[Stored entries]
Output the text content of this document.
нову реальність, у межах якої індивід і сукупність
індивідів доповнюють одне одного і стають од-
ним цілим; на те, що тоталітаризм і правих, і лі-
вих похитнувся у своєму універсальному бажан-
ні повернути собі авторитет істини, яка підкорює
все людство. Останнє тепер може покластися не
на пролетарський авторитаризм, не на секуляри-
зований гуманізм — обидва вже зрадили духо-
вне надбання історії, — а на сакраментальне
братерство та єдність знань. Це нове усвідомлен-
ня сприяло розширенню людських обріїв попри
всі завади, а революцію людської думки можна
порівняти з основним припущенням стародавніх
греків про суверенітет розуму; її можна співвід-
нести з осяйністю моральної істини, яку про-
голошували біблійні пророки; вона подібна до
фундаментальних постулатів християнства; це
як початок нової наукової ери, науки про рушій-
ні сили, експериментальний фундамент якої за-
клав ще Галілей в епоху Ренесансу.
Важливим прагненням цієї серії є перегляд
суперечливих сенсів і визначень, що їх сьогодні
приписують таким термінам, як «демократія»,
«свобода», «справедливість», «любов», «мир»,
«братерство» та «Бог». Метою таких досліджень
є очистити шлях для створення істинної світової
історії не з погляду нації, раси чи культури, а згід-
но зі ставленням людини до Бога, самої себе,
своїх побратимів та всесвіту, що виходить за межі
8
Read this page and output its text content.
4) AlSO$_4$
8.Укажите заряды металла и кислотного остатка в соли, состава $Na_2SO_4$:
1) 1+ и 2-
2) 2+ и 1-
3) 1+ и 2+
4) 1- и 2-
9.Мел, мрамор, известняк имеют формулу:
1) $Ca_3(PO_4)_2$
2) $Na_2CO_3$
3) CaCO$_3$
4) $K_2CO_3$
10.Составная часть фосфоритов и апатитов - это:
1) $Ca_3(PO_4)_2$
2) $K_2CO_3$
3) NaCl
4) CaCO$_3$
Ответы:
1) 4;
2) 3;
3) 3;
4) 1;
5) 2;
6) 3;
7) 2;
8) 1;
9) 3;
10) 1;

◆ **Problem statement**
Each line from the one containing "Read this page and output its text content." to the end of the listing above should be copied exactly, and nothing else.

◆ **Answer to this problem**
Read this page and output its text content.
4) AlSO$_4$
8.Укажите заряды металла и кислотного остатка в соли, состава $Na_2SO_4$:
1) 1+ и 2-
2) 2+ и 1-
3) 1+ и 2+
4) 1- и 2-
9.Мел, мрамор, известняк имеют формулу:
1) $Ca_3(PO_4)_2$
2) $Na_2CO_3$
3) CaCO$_3$
4) $K_2CO_3$
10.Составная часть фосфоритов и апатитов - это:
1) $Ca_3(PO_4)_2$
2) $K_2CO_3$
3) NaCl
4) CaCO$_3$
Ответы:
1) 4;
2) 3;
3) 3;
4) 1;
5) 2;
6) 3;
7) 2;
8) 1;
9) 3;
10) 1;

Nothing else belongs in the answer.